▶ **Task goal**
In the entries below, find the lines that contain the word "angle" and copy them.

- - -

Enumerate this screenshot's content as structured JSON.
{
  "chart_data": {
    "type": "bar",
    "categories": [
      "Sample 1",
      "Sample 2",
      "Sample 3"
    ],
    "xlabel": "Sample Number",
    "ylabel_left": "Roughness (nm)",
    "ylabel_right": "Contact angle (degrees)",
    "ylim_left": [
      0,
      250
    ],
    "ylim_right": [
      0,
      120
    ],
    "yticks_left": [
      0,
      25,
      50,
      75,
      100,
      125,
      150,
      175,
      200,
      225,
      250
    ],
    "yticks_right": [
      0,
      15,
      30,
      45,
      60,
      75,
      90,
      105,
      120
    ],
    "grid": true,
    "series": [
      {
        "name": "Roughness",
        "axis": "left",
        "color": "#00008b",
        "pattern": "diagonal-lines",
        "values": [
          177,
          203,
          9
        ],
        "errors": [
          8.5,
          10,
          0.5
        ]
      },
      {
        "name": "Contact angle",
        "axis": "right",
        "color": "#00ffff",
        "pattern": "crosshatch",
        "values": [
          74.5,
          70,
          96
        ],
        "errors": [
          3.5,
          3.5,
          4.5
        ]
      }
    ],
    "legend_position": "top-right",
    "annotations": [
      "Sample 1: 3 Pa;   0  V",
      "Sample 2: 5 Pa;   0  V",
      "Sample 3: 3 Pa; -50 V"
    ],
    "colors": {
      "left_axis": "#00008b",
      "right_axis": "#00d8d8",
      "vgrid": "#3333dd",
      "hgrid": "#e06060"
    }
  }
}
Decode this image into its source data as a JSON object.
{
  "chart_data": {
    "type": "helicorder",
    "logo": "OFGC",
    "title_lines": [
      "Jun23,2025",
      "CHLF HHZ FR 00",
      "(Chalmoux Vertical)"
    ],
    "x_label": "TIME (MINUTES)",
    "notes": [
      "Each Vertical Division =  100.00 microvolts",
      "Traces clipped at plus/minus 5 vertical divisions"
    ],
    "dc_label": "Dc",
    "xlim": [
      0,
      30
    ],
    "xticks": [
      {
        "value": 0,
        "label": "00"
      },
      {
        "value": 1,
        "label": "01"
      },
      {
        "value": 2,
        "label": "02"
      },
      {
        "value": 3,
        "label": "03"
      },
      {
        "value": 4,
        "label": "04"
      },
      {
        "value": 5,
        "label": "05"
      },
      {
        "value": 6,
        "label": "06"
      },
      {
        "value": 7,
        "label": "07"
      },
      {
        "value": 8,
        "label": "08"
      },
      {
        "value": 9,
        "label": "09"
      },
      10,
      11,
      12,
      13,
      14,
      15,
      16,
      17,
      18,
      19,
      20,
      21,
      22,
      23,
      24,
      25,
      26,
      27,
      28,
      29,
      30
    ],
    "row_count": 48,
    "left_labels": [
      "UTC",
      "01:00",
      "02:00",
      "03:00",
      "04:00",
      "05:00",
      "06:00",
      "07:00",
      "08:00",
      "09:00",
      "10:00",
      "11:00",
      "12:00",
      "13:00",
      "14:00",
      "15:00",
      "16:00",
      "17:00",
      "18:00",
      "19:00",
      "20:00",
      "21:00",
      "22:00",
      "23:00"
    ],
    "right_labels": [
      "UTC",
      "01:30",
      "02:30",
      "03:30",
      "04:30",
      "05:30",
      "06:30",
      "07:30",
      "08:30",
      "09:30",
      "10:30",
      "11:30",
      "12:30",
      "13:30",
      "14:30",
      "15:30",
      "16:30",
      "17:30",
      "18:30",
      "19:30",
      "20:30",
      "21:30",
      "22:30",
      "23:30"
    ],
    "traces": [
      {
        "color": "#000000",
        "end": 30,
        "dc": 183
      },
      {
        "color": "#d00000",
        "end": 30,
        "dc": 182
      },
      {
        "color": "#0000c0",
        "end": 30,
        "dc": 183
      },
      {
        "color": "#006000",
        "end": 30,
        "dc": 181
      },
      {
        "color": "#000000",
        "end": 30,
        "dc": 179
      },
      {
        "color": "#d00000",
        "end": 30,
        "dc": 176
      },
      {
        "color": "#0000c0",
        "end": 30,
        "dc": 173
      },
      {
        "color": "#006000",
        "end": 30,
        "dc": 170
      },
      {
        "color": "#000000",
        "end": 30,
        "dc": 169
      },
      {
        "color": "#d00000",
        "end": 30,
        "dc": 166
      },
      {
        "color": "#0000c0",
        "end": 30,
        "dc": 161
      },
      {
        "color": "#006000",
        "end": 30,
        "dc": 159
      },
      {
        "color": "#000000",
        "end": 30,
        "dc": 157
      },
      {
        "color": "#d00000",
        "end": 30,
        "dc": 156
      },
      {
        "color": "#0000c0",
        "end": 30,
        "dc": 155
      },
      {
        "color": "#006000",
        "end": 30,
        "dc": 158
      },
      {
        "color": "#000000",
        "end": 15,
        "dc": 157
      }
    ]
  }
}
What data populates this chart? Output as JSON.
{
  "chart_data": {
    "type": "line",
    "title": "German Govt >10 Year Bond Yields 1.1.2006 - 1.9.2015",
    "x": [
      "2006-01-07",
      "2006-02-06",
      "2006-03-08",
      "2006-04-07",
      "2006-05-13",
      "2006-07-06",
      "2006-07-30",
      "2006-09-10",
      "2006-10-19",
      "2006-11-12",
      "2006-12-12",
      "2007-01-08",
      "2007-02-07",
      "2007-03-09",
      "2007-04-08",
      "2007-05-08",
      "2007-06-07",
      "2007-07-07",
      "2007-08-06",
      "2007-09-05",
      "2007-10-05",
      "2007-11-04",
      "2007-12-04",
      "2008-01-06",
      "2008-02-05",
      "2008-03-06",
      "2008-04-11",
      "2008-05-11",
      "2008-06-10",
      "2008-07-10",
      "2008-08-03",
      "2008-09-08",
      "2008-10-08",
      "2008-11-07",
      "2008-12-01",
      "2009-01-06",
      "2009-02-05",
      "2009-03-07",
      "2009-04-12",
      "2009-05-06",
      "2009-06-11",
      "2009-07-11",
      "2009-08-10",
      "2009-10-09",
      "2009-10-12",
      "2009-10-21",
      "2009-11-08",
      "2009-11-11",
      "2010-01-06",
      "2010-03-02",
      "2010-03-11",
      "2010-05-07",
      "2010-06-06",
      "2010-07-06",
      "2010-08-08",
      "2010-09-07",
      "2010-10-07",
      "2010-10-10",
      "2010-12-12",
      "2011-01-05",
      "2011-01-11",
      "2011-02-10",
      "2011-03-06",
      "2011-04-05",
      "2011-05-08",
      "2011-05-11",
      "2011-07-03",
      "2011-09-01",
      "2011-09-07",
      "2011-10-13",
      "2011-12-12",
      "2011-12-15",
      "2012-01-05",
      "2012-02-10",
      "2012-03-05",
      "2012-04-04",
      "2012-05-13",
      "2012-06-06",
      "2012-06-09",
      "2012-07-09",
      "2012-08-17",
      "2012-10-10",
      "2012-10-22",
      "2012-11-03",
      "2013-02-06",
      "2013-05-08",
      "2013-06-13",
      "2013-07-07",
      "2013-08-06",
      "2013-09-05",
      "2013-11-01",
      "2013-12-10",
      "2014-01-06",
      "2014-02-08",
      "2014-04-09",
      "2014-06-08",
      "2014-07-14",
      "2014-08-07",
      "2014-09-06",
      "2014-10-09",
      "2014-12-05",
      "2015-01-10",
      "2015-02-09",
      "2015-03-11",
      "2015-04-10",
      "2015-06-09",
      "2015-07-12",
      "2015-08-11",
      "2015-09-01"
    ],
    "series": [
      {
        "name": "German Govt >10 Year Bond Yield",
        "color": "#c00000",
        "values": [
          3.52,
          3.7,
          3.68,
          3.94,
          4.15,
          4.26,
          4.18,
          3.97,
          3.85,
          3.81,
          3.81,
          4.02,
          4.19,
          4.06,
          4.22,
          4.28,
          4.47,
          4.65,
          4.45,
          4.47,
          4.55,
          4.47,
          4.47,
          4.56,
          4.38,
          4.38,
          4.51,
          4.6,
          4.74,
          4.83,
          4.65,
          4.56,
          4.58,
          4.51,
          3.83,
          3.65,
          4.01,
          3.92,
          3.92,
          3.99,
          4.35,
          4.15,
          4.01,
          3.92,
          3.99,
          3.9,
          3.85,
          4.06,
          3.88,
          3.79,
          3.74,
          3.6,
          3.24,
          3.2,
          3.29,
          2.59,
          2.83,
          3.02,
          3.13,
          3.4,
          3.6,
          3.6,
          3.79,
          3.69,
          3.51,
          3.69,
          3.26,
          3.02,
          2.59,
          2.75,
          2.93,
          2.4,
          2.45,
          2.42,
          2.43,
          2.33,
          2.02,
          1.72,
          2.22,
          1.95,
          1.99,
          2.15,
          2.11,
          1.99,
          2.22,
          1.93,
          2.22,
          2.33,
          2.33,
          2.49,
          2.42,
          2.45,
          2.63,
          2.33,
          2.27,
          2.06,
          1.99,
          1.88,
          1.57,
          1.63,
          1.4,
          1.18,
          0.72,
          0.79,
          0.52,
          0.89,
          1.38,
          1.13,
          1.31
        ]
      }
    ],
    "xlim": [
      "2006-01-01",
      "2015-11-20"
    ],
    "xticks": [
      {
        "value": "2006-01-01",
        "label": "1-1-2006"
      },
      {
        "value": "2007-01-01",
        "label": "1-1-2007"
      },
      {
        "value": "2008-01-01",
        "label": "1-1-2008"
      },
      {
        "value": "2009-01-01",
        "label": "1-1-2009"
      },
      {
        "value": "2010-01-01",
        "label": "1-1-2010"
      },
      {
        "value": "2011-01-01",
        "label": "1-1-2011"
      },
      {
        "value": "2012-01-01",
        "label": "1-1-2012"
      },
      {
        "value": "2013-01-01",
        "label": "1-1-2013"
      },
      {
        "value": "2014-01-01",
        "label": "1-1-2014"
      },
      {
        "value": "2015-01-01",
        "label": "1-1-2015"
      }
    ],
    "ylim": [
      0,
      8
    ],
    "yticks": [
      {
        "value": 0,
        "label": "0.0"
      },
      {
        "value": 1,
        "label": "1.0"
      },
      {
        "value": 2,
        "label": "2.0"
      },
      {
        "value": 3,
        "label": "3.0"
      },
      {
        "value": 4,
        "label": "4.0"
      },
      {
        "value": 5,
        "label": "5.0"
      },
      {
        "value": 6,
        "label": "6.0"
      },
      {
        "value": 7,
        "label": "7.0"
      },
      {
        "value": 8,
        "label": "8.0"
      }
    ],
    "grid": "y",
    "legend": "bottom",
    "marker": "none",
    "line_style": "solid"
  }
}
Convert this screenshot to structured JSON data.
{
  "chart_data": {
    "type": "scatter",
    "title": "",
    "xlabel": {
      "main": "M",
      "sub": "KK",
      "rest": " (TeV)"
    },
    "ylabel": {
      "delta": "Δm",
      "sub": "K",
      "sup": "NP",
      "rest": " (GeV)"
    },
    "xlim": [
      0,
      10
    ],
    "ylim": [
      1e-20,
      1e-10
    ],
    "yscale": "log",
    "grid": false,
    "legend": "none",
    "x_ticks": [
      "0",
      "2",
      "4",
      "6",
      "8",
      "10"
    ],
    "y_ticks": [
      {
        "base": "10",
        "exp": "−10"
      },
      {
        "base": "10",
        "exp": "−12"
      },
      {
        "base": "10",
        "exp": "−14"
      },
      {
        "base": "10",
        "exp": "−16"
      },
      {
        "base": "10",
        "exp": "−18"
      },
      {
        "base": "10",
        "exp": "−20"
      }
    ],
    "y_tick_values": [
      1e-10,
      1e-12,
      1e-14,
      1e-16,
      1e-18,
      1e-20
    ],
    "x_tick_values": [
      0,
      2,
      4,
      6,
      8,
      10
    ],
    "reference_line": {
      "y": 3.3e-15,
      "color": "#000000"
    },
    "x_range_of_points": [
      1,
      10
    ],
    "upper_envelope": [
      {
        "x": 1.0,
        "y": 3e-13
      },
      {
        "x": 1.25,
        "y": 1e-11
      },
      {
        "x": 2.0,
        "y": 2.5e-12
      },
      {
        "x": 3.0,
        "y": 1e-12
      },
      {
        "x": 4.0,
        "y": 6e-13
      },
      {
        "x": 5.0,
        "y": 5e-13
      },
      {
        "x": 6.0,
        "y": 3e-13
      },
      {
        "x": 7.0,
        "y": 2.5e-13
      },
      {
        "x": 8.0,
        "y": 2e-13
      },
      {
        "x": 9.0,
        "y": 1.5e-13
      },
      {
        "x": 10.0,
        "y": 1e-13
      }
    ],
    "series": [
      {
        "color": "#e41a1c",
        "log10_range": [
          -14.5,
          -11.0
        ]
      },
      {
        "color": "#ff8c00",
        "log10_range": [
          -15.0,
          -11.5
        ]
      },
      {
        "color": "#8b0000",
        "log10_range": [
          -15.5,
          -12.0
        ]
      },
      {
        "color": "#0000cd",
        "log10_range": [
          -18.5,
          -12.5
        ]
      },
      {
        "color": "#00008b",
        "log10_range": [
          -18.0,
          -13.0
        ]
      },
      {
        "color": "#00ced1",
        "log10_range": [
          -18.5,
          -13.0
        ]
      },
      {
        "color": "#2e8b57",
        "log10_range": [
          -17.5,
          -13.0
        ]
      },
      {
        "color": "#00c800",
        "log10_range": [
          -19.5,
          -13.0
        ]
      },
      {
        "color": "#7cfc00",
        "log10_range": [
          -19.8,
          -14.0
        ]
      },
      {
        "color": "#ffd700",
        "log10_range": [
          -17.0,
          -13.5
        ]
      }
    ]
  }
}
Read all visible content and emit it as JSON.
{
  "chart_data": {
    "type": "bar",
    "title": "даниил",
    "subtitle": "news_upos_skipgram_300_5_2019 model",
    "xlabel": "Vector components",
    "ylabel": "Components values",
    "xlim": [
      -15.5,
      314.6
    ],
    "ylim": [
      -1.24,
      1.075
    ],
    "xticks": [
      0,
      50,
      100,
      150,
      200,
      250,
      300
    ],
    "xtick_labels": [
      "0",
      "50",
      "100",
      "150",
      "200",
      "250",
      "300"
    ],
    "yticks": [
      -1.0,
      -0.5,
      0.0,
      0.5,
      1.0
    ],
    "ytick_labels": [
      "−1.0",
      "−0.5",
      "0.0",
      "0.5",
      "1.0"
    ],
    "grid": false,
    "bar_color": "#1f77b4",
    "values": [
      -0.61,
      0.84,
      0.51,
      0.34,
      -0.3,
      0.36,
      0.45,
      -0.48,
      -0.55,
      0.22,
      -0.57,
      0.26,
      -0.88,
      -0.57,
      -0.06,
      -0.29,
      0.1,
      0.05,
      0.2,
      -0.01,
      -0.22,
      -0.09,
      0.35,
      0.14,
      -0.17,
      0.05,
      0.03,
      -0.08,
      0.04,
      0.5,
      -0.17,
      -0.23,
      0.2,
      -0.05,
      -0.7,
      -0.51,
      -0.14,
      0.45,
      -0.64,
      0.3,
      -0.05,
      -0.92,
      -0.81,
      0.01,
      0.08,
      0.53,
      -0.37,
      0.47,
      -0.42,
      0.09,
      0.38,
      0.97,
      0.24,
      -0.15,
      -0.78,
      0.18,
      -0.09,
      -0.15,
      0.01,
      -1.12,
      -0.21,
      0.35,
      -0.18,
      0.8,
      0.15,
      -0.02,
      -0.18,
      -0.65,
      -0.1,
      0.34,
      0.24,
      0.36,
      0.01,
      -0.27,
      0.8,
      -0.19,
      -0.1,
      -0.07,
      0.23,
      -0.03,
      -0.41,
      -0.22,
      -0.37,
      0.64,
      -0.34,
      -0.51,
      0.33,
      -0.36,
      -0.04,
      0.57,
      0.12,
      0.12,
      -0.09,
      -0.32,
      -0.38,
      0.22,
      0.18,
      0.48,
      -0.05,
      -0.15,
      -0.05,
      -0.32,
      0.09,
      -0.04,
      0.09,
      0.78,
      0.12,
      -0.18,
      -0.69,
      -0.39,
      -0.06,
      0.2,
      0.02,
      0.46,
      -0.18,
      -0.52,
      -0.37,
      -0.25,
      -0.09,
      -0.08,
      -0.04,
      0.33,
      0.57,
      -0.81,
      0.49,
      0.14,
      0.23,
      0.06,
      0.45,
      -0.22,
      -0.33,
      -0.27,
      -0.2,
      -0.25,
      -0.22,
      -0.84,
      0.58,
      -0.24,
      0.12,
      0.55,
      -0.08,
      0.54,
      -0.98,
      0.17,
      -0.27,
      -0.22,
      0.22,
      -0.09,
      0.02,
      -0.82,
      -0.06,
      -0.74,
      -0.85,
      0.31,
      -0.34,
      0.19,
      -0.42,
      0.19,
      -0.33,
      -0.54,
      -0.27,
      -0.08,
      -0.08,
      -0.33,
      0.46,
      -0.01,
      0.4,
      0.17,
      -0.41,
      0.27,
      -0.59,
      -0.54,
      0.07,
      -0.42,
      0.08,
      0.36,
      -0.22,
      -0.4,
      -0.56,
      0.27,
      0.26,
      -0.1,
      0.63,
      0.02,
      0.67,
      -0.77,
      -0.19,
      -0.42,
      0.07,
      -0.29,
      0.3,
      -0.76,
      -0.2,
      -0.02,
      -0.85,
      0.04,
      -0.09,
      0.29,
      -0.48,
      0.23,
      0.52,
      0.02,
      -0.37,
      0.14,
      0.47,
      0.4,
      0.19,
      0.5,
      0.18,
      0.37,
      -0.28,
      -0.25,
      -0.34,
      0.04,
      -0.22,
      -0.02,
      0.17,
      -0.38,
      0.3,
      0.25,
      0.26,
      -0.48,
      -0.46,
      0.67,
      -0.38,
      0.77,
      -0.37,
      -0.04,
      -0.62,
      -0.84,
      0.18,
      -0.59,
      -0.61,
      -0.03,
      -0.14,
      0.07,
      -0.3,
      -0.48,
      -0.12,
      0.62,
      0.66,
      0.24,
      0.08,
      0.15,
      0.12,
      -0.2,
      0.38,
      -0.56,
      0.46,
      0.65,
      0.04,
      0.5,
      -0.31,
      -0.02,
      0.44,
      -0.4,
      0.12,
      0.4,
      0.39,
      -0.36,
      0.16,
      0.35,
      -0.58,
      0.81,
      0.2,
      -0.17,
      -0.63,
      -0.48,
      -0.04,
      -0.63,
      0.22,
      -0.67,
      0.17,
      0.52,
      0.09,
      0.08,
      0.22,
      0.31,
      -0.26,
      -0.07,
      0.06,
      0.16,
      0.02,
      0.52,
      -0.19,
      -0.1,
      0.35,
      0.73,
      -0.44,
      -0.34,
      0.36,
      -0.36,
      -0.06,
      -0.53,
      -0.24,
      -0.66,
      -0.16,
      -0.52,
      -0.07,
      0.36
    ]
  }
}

- - -

▶ **Correct response**
    "ylabel_right": "Contact angle (degrees)",
        "name": "Contact angle",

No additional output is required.